» What you are asked to do
Transcribe all of the records precisely as they are presented.

━━━ Data supplied

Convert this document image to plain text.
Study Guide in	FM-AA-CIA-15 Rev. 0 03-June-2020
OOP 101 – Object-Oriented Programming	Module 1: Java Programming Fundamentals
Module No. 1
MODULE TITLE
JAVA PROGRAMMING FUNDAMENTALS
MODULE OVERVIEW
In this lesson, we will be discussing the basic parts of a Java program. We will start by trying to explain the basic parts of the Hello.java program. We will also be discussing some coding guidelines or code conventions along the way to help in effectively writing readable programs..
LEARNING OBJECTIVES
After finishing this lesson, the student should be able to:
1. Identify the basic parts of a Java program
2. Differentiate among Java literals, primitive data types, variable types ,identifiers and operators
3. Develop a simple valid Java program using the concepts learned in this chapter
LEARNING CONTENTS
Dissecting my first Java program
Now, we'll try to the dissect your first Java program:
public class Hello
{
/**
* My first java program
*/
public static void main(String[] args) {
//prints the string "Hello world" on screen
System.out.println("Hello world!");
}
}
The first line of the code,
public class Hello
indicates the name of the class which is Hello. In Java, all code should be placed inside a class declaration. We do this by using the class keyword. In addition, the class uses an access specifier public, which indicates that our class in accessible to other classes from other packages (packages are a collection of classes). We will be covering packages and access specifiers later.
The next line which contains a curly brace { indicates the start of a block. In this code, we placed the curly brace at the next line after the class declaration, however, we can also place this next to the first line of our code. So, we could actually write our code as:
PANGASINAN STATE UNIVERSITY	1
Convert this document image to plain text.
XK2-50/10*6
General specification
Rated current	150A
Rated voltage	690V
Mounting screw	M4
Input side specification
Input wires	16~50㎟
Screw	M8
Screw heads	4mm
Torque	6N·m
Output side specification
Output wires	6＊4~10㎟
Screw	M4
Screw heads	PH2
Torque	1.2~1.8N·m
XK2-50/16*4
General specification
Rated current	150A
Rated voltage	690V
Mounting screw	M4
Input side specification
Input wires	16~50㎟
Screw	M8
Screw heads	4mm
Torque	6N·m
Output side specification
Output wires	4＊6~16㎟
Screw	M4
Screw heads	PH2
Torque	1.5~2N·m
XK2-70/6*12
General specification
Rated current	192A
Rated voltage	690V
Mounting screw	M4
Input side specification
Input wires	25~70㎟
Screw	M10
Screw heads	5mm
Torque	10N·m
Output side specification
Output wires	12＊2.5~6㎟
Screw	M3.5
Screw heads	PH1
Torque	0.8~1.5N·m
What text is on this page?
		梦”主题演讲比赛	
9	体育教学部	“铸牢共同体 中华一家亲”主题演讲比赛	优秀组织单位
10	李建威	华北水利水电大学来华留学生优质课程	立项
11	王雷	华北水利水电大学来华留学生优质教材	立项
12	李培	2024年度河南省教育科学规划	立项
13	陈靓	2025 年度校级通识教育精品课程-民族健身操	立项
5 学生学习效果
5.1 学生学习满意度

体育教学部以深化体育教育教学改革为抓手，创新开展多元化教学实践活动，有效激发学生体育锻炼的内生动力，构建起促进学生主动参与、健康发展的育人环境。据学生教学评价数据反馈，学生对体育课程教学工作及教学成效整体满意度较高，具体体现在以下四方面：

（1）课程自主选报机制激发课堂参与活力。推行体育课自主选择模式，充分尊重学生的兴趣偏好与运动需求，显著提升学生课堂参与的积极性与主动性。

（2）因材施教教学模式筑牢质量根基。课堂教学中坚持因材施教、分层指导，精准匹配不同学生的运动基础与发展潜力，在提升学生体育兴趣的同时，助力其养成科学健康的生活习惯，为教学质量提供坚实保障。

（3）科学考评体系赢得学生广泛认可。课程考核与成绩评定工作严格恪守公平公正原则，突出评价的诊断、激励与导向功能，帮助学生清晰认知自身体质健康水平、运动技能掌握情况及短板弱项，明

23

━━━━━━

» Answer for the task
Convert this document image to plain text.
Study Guide in	FM-AA-CIA-15 Rev. 0 03-June-2020
OOP 101 – Object-Oriented Programming	Module 1: Java Programming Fundamentals
Module No. 1
MODULE TITLE
JAVA PROGRAMMING FUNDAMENTALS
MODULE OVERVIEW
In this lesson, we will be discussing the basic parts of a Java program. We will start by trying to explain the basic parts of the Hello.java program. We will also be discussing some coding guidelines or code conventions along the way to help in effectively writing readable programs..
LEARNING OBJECTIVES
After finishing this lesson, the student should be able to:
1. Identify the basic parts of a Java program
2. Differentiate among Java literals, primitive data types, variable types ,identifiers and operators
3. Develop a simple valid Java program using the concepts learned in this chapter
LEARNING CONTENTS
Dissecting my first Java program
Now, we'll try to the dissect your first Java program:
public class Hello
{
/**
* My first java program
*/
public static void main(String[] args) {
//prints the string "Hello world" on screen
System.out.println("Hello world!");
}
}
The first line of the code,
public class Hello
indicates the name of the class which is Hello. In Java, all code should be placed inside a class declaration. We do this by using the class keyword. In addition, the class uses an access specifier public, which indicates that our class in accessible to other classes from other packages (packages are a collection of classes). We will be covering packages and access specifiers later.
The next line which contains a curly brace { indicates the start of a block. In this code, we placed the curly brace at the next line after the class declaration, however, we can also place this next to the first line of our code. So, we could actually write our code as:
PANGASINAN STATE UNIVERSITY	1
Convert this document image to plain text.
XK2-50/10*6
General specification
Rated current	150A
Rated voltage	690V
Mounting screw	M4
Input side specification
Input wires	16~50㎟
Screw	M8
Screw heads	4mm
Torque	6N·m
Output side specification
Output wires	6＊4~10㎟
Screw	M4
Screw heads	PH2
Torque	1.2~1.8N·m
XK2-50/16*4
General specification
Rated current	150A
Rated voltage	690V
Mounting screw	M4
Input side specification
Input wires	16~50㎟
Screw	M8
Screw heads	4mm
Torque	6N·m
Output side specification
Output wires	4＊6~16㎟
Screw	M4
Screw heads	PH2
Torque	1.5~2N·m
XK2-70/6*12
General specification
Rated current	192A
Rated voltage	690V
Mounting screw	M4
Input side specification
Input wires	25~70㎟
Screw	M10
Screw heads	5mm
Torque	10N·m
Output side specification
Output wires	12＊2.5~6㎟
Screw	M3.5
Screw heads	PH1
Torque	0.8~1.5N·m
What text is on this page?
		梦”主题演讲比赛	
9	体育教学部	“铸牢共同体 中华一家亲”主题演讲比赛	优秀组织单位
10	李建威	华北水利水电大学来华留学生优质课程	立项
11	王雷	华北水利水电大学来华留学生优质教材	立项
12	李培	2024年度河南省教育科学规划	立项
13	陈靓	2025 年度校级通识教育精品课程-民族健身操	立项
5 学生学习效果
5.1 学生学习满意度

体育教学部以深化体育教育教学改革为抓手，创新开展多元化教学实践活动，有效激发学生体育锻炼的内生动力，构建起促进学生主动参与、健康发展的育人环境。据学生教学评价数据反馈，学生对体育课程教学工作及教学成效整体满意度较高，具体体现在以下四方面：

（1）课程自主选报机制激发课堂参与活力。推行体育课自主选择模式，充分尊重学生的兴趣偏好与运动需求，显著提升学生课堂参与的积极性与主动性。

（2）因材施教教学模式筑牢质量根基。课堂教学中坚持因材施教、分层指导，精准匹配不同学生的运动基础与发展潜力，在提升学生体育兴趣的同时，助力其养成科学健康的生活习惯，为教学质量提供坚实保障。

（3）科学考评体系赢得学生广泛认可。课程考核与成绩评定工作严格恪守公平公正原则，突出评价的诊断、激励与导向功能，帮助学生清晰认知自身体质健康水平、运动技能掌握情况及短板弱项，明

23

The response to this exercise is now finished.